> **OBJECTIVE**: Work out the number of lines containing "frac". Give that number alone.

> **EXTRACTED ENTRIES**:
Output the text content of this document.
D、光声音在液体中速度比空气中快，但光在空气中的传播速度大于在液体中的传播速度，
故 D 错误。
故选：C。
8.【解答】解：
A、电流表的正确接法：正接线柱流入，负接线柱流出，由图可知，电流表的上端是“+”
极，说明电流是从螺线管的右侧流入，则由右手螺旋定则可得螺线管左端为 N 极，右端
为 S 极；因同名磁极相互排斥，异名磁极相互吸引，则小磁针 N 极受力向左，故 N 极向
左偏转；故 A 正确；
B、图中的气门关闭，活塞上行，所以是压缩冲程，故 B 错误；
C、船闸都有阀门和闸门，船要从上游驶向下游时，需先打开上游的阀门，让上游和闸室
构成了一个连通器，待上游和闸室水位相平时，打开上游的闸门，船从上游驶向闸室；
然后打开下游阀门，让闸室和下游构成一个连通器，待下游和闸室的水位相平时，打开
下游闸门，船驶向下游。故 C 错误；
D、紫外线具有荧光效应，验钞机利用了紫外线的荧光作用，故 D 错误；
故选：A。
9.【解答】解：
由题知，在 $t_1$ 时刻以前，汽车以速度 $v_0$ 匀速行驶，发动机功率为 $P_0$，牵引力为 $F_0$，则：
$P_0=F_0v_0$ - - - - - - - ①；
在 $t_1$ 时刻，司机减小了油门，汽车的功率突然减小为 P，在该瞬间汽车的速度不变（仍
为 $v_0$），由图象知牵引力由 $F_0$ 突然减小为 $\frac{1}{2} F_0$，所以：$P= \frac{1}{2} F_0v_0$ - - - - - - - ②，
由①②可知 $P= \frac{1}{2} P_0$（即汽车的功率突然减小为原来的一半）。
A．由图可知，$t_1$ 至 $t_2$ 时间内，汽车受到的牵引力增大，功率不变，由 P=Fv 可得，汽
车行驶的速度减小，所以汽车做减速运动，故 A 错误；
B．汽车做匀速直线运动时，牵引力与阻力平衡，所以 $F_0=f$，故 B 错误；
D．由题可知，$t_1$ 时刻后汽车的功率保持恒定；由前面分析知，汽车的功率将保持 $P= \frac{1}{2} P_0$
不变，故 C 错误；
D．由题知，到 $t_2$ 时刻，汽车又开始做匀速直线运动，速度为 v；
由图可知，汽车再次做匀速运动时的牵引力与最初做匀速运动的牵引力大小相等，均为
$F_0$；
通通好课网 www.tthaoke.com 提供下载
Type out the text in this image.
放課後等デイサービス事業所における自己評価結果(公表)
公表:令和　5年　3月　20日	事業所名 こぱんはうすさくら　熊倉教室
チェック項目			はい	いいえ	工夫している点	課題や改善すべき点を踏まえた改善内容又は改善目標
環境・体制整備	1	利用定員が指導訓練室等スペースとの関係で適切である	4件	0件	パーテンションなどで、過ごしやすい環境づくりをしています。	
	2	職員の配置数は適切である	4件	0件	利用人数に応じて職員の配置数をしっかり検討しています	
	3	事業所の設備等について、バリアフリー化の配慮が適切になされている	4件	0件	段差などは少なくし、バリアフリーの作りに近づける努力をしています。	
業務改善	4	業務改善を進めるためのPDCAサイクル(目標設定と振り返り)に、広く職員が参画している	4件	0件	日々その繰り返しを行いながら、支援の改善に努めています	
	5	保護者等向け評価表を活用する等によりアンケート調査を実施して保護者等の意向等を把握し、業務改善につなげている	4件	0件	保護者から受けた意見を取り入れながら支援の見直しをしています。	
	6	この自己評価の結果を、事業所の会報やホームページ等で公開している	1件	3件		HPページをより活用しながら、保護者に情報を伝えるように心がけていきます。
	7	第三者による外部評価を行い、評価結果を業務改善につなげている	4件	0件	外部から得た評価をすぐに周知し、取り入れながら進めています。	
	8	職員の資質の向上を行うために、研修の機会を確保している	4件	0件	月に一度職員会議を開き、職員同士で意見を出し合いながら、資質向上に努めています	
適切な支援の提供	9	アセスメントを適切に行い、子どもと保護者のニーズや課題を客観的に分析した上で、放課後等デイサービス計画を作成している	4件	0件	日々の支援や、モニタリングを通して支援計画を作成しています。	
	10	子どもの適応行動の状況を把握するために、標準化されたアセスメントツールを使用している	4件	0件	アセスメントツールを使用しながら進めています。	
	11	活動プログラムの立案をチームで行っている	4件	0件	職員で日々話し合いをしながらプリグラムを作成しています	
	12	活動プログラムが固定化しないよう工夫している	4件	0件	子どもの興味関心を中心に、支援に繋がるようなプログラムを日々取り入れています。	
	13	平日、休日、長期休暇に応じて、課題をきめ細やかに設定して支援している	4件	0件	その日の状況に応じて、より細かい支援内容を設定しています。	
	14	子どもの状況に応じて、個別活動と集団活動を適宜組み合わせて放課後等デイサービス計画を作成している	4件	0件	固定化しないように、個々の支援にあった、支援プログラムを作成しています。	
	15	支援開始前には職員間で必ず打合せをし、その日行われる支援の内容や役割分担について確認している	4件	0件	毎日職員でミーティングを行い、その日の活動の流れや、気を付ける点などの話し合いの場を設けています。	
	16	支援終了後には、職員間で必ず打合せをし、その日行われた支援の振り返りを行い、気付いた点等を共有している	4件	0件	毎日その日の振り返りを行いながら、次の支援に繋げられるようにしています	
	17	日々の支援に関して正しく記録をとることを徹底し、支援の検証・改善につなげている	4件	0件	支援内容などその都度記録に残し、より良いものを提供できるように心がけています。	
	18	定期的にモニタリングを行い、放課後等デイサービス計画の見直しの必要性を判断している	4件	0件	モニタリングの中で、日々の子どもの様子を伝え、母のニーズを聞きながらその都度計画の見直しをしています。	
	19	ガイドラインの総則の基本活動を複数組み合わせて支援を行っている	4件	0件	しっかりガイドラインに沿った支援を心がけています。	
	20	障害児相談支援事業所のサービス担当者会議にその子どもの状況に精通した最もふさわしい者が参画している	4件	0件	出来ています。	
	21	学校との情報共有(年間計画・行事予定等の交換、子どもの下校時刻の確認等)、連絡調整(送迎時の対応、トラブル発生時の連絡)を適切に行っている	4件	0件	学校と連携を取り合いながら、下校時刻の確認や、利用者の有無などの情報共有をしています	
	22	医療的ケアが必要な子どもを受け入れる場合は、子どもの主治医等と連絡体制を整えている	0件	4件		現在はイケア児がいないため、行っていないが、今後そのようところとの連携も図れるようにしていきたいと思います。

> **FINISHED ANSWER**: 3